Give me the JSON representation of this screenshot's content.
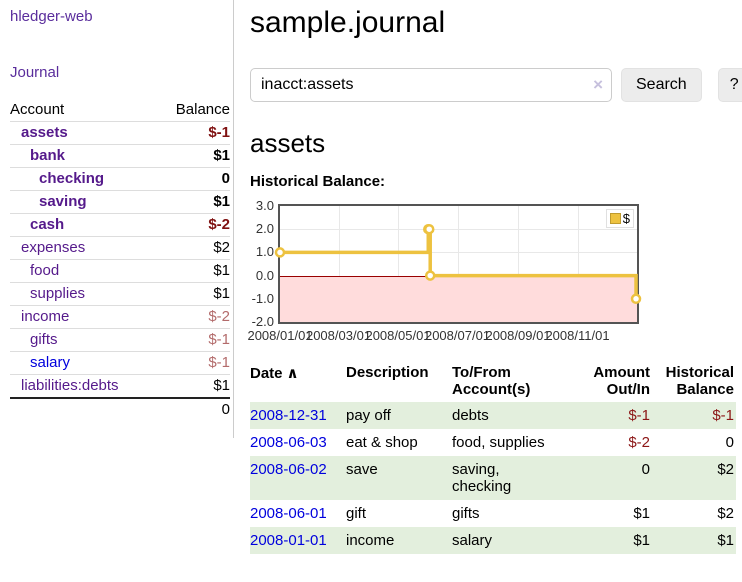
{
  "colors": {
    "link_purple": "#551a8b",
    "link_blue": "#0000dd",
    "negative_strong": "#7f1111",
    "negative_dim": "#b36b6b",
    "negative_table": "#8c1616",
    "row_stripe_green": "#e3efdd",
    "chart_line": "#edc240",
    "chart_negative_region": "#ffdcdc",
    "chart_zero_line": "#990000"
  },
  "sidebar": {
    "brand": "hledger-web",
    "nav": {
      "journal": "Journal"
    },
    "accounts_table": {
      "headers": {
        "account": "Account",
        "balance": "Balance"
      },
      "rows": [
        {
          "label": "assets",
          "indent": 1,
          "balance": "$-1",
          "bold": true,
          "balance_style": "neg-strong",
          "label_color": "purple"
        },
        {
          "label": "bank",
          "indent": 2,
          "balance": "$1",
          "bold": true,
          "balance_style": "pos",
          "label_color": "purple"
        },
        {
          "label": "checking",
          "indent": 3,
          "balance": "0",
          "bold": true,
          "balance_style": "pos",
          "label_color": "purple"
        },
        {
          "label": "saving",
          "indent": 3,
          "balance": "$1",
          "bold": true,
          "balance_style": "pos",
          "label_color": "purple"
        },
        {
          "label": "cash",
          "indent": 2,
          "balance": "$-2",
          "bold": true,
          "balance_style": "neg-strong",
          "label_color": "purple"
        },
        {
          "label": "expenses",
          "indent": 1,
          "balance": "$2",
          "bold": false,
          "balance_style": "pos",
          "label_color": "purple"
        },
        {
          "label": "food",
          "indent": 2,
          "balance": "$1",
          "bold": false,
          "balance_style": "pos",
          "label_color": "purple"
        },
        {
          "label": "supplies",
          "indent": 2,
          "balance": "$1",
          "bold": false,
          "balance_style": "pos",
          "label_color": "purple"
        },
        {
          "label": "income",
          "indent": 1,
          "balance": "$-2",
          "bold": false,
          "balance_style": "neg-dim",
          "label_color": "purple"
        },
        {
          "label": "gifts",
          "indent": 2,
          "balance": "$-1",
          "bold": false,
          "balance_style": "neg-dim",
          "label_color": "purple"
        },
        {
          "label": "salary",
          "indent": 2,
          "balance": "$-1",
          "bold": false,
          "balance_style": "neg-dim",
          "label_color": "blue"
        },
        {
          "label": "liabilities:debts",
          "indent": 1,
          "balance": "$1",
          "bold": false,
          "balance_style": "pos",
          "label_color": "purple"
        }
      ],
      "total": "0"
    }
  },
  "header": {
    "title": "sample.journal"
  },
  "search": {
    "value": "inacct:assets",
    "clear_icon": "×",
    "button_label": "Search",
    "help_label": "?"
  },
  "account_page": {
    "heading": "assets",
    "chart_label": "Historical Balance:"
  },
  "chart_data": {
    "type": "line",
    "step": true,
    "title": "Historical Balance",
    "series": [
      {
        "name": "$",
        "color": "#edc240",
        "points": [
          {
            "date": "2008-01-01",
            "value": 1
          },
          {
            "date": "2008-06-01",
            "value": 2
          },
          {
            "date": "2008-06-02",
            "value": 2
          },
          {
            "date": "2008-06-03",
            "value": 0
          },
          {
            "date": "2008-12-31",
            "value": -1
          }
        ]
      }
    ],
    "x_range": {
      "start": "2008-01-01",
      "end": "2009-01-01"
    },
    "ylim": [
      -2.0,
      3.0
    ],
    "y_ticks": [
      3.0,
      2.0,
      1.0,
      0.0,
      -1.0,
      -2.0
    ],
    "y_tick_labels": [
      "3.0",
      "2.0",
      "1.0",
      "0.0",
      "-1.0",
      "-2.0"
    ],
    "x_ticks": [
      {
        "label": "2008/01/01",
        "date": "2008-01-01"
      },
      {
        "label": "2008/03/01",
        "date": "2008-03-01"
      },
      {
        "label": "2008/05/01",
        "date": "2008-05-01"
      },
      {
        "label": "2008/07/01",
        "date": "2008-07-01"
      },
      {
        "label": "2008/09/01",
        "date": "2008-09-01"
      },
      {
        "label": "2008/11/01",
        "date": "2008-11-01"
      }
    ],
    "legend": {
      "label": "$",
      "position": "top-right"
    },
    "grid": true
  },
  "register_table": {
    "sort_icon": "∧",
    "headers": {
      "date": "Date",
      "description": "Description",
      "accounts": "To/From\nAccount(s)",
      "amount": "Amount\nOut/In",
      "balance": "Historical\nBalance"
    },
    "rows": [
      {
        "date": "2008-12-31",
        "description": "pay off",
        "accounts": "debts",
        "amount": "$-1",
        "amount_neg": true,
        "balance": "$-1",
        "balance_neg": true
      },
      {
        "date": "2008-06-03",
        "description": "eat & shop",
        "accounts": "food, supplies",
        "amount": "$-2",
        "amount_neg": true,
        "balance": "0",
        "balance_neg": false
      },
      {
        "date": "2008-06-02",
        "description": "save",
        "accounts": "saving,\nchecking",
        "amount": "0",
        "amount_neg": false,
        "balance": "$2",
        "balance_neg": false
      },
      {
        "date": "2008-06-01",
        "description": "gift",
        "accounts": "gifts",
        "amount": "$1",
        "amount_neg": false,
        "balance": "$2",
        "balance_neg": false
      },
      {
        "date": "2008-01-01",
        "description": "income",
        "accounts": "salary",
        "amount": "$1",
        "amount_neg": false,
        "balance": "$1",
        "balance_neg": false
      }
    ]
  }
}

==

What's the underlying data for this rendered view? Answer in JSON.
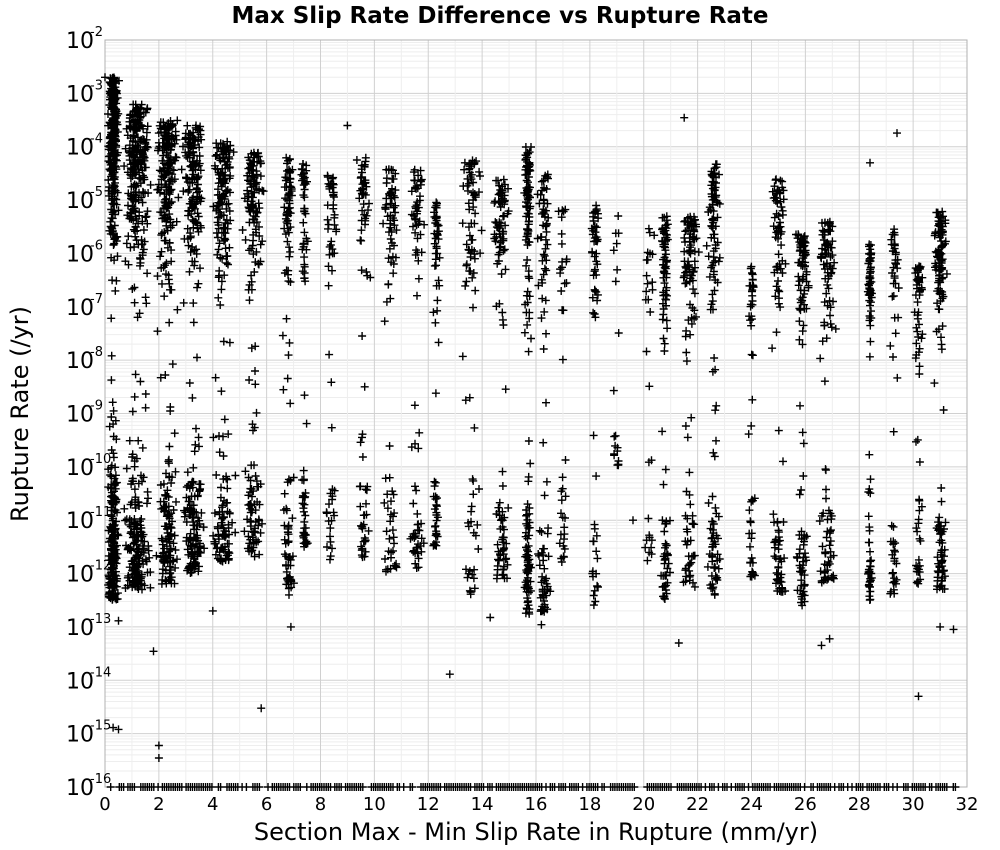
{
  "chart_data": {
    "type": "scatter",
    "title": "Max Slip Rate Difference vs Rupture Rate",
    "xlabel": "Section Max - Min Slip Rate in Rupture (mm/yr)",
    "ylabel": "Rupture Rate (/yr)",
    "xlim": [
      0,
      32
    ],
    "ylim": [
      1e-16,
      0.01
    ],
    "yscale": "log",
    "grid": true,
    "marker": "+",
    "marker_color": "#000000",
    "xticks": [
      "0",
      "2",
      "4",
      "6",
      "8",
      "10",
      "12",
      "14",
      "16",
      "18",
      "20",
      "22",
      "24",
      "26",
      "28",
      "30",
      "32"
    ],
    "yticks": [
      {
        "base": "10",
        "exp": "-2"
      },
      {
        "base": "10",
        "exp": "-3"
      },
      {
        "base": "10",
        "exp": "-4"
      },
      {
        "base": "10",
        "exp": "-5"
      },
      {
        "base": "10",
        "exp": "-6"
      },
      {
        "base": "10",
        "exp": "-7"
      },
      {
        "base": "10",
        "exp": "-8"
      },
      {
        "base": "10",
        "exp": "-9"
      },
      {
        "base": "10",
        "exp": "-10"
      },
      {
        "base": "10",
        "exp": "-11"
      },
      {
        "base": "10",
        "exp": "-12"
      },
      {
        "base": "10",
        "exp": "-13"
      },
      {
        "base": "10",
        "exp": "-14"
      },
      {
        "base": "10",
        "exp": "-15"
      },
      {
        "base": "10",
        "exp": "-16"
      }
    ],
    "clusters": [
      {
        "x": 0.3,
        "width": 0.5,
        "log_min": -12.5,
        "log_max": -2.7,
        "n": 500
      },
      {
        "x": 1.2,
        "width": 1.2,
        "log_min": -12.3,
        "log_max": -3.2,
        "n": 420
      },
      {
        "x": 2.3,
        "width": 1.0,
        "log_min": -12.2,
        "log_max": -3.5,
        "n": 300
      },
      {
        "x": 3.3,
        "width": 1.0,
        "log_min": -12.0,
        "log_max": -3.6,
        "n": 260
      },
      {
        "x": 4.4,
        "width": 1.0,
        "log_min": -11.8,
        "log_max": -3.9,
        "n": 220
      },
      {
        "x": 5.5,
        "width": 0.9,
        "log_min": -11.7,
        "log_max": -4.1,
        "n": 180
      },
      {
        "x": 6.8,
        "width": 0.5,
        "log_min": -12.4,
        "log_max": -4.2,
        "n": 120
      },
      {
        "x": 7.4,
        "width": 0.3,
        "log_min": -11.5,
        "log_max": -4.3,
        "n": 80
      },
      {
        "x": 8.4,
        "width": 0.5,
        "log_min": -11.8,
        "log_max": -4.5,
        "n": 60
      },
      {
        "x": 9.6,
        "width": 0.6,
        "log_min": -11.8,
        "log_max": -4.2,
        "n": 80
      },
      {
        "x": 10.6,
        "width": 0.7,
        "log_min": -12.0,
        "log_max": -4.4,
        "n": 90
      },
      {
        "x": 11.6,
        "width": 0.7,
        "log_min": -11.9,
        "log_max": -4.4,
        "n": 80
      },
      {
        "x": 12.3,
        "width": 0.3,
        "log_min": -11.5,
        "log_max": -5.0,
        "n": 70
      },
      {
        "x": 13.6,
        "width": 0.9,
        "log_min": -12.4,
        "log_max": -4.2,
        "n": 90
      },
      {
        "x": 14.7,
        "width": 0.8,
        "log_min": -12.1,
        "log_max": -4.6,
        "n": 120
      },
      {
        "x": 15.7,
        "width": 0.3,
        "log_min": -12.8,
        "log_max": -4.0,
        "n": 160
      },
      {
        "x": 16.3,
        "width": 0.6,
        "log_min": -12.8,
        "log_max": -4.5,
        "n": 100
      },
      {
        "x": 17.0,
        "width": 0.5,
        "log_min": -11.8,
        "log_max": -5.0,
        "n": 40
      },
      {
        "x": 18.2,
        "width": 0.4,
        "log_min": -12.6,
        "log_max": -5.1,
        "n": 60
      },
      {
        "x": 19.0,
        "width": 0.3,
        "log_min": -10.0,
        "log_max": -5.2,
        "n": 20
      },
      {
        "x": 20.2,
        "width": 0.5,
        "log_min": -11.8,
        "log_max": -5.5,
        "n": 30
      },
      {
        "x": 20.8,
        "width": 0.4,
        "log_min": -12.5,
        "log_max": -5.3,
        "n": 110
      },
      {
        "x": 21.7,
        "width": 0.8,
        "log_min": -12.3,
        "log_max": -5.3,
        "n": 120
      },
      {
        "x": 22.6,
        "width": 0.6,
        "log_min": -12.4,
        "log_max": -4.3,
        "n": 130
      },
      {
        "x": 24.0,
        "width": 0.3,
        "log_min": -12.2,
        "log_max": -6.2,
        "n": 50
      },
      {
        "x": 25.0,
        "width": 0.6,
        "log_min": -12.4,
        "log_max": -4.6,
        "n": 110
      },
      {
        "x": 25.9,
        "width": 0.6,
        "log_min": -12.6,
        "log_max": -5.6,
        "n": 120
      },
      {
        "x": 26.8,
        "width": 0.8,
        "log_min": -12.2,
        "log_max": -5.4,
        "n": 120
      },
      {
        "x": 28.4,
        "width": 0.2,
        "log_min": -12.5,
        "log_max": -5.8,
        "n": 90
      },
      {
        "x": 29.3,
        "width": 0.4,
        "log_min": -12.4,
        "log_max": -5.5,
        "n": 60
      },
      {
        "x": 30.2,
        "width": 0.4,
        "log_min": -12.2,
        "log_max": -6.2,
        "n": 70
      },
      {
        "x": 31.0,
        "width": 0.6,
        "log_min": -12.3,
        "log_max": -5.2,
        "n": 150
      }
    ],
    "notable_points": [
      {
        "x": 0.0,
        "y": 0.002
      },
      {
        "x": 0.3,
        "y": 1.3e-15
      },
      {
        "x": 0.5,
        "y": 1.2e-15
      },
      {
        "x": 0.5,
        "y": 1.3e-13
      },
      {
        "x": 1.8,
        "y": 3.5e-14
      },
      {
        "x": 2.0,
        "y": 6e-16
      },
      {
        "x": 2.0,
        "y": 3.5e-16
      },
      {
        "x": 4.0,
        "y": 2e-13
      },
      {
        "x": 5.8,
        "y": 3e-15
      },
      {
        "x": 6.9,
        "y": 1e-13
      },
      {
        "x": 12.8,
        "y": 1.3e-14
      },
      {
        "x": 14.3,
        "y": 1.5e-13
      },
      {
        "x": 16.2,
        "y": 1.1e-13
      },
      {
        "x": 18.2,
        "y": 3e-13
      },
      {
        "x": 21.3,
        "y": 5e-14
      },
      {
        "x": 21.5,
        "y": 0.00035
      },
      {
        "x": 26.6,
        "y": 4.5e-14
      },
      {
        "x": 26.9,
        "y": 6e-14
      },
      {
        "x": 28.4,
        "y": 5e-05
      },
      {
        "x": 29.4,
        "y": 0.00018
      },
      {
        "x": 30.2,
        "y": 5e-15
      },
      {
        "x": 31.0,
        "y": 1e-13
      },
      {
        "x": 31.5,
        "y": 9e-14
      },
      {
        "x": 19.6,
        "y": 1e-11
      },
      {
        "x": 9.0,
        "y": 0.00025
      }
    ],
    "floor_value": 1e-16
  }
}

---

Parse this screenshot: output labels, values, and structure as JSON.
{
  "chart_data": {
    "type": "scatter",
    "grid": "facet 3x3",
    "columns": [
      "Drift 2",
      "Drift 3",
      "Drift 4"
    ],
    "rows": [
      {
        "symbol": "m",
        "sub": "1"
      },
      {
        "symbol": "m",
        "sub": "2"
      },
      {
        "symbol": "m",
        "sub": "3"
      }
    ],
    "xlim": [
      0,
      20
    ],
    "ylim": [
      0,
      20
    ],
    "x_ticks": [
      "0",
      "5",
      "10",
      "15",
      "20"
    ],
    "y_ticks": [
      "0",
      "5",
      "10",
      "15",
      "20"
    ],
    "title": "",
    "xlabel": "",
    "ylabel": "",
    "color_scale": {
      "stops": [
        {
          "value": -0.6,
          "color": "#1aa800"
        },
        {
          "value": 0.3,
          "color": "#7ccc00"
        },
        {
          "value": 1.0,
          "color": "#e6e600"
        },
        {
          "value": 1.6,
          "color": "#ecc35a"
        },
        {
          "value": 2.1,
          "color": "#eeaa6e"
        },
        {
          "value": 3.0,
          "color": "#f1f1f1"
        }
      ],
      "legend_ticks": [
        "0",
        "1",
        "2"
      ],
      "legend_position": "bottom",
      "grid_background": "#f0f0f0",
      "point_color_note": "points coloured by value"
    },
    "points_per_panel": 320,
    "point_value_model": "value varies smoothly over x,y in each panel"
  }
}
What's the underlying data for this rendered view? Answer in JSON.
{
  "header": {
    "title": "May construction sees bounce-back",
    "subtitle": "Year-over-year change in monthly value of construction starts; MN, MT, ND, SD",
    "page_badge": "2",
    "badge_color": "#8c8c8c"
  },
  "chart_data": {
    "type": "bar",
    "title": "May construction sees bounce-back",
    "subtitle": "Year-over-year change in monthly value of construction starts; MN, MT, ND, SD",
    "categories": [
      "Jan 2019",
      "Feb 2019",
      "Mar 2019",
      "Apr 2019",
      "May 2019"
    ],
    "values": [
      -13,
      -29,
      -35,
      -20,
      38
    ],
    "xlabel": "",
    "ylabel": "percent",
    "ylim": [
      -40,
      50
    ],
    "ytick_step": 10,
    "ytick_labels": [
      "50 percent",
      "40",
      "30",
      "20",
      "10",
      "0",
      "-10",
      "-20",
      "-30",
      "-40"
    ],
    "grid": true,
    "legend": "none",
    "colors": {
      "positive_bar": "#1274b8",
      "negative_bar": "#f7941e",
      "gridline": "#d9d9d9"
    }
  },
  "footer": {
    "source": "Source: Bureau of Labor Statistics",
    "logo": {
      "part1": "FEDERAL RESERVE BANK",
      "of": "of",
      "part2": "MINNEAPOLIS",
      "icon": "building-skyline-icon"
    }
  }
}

SET TASK>
Identify lines with the string "Rate". Copy each one.

RESPONSE TO THE EXERCISE>
    "title": "Max Slip Rate Difference vs Rupture Rate",
    "xlabel": "Section Max - Min Slip Rate in Rupture (mm/yr)",
    "ylabel": "Rupture Rate (/yr)",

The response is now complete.